### Short problem
Please write out the material below exactly as given.

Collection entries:

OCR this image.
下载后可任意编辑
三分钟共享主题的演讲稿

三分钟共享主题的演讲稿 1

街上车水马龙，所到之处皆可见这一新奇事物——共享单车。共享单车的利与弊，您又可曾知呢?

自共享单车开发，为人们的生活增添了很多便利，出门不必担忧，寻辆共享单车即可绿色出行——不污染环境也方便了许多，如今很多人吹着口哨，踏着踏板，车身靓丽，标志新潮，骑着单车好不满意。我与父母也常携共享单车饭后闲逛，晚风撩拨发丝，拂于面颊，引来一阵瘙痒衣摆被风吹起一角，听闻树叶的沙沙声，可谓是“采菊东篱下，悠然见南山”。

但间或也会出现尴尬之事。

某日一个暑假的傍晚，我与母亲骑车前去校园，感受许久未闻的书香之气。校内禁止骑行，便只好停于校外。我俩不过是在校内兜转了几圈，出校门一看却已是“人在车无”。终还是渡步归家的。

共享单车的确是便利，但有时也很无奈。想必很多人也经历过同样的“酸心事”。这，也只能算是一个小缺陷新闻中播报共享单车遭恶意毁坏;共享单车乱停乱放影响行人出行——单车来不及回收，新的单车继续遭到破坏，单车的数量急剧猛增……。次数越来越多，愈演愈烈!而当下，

### Final result
OCR this image.
下载后可任意编辑
三分钟共享主题的演讲稿

三分钟共享主题的演讲稿 1

街上车水马龙，所到之处皆可见这一新奇事物——共享单车。共享单车的利与弊，您又可曾知呢?

自共享单车开发，为人们的生活增添了很多便利，出门不必担忧，寻辆共享单车即可绿色出行——不污染环境也方便了许多，如今很多人吹着口哨，踏着踏板，车身靓丽，标志新潮，骑着单车好不满意。我与父母也常携共享单车饭后闲逛，晚风撩拨发丝，拂于面颊，引来一阵瘙痒衣摆被风吹起一角，听闻树叶的沙沙声，可谓是“采菊东篱下，悠然见南山”。

但间或也会出现尴尬之事。

某日一个暑假的傍晚，我与母亲骑车前去校园，感受许久未闻的书香之气。校内禁止骑行，便只好停于校外。我俩不过是在校内兜转了几圈，出校门一看却已是“人在车无”。终还是渡步归家的。

共享单车的确是便利，但有时也很无奈。想必很多人也经历过同样的“酸心事”。这，也只能算是一个小缺陷新闻中播报共享单车遭恶意毁坏;共享单车乱停乱放影响行人出行——单车来不及回收，新的单车继续遭到破坏，单车的数量急剧猛增……。次数越来越多，愈演愈烈!而当下，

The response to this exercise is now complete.